— Begin PROVIDED MATERIAL —

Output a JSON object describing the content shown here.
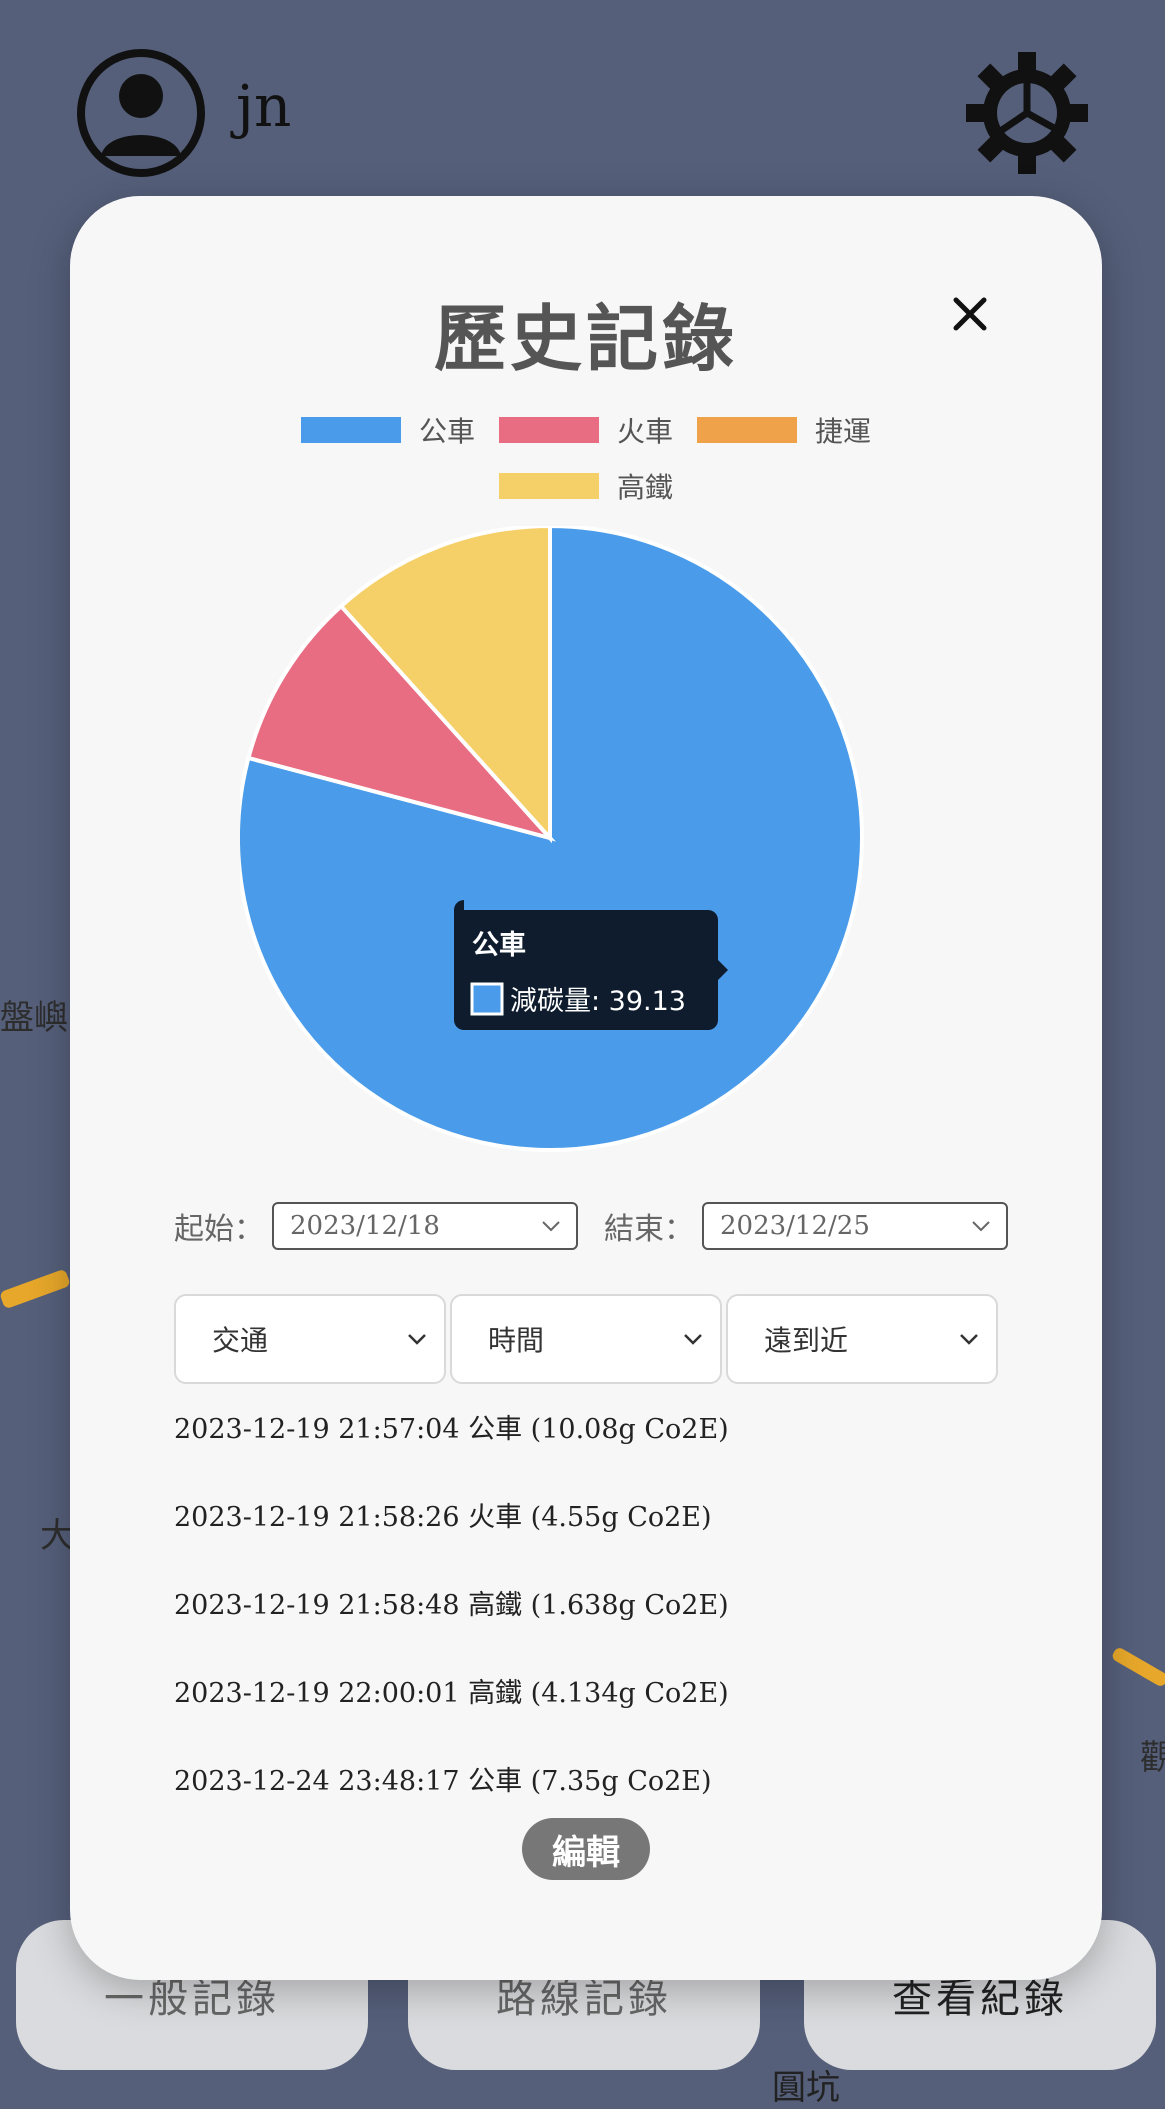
{
  "user": {
    "name": "jn"
  },
  "modal": {
    "title": "歷史記錄",
    "edit_label": "編輯"
  },
  "legend": [
    {
      "label": "公車",
      "color": "#4a9be9"
    },
    {
      "label": "火車",
      "color": "#e86d82"
    },
    {
      "label": "捷運",
      "color": "#f0a24b"
    },
    {
      "label": "高鐵",
      "color": "#f5cf68"
    }
  ],
  "chart_data": {
    "type": "pie",
    "categories": [
      "公車",
      "火車",
      "捷運",
      "高鐵"
    ],
    "values": [
      39.13,
      4.55,
      0,
      5.772
    ],
    "colors": [
      "#4a9be9",
      "#e86d82",
      "#f0a24b",
      "#f5cf68"
    ],
    "tooltip": {
      "title": "公車",
      "label": "減碳量: 39.13"
    }
  },
  "filters": {
    "start_label": "起始：",
    "start_value": "2023/12/18",
    "end_label": "結束：",
    "end_value": "2023/12/25",
    "transport": "交通",
    "sort_by": "時間",
    "order": "遠到近"
  },
  "records": [
    "2023-12-19 21:57:04 公車 (10.08g Co2E)",
    "2023-12-19 21:58:26 火車 (4.55g Co2E)",
    "2023-12-19 21:58:48 高鐵 (1.638g Co2E)",
    "2023-12-19 22:00:01 高鐵 (4.134g Co2E)",
    "2023-12-24 23:48:17 公車 (7.35g Co2E)"
  ],
  "tabs": [
    "一般記錄",
    "路線記錄",
    "查看紀錄"
  ],
  "map": {
    "labels": [
      "盤嶼",
      "大",
      "圓坑",
      "觀"
    ]
  }
}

— End PROVIDED MATERIAL —

[PROBLEM DESCRIPTION] Exclude the pictures and transcribe all of the entries exactly.

[THE COMPLETED TASK]
Output a JSON object describing the content shown here.
{
  "user": {
    "name": "jn"
  },
  "modal": {
    "title": "歷史記錄",
    "edit_label": "編輯"
  },
  "legend": [
    {
      "label": "公車",
      "color": "#4a9be9"
    },
    {
      "label": "火車",
      "color": "#e86d82"
    },
    {
      "label": "捷運",
      "color": "#f0a24b"
    },
    {
      "label": "高鐵",
      "color": "#f5cf68"
    }
  ],
  "chart_data": {
    "type": "pie",
    "categories": [
      "公車",
      "火車",
      "捷運",
      "高鐵"
    ],
    "values": [
      39.13,
      4.55,
      0,
      5.772
    ],
    "colors": [
      "#4a9be9",
      "#e86d82",
      "#f0a24b",
      "#f5cf68"
    ],
    "tooltip": {
      "title": "公車",
      "label": "減碳量: 39.13"
    }
  },
  "filters": {
    "start_label": "起始：",
    "start_value": "2023/12/18",
    "end_label": "結束：",
    "end_value": "2023/12/25",
    "transport": "交通",
    "sort_by": "時間",
    "order": "遠到近"
  },
  "records": [
    "2023-12-19 21:57:04 公車 (10.08g Co2E)",
    "2023-12-19 21:58:26 火車 (4.55g Co2E)",
    "2023-12-19 21:58:48 高鐵 (1.638g Co2E)",
    "2023-12-19 22:00:01 高鐵 (4.134g Co2E)",
    "2023-12-24 23:48:17 公車 (7.35g Co2E)"
  ],
  "tabs": [
    "一般記錄",
    "路線記錄",
    "查看紀錄"
  ],
  "map": {
    "labels": [
      "盤嶼",
      "大",
      "圓坑",
      "觀"
    ]
  }
}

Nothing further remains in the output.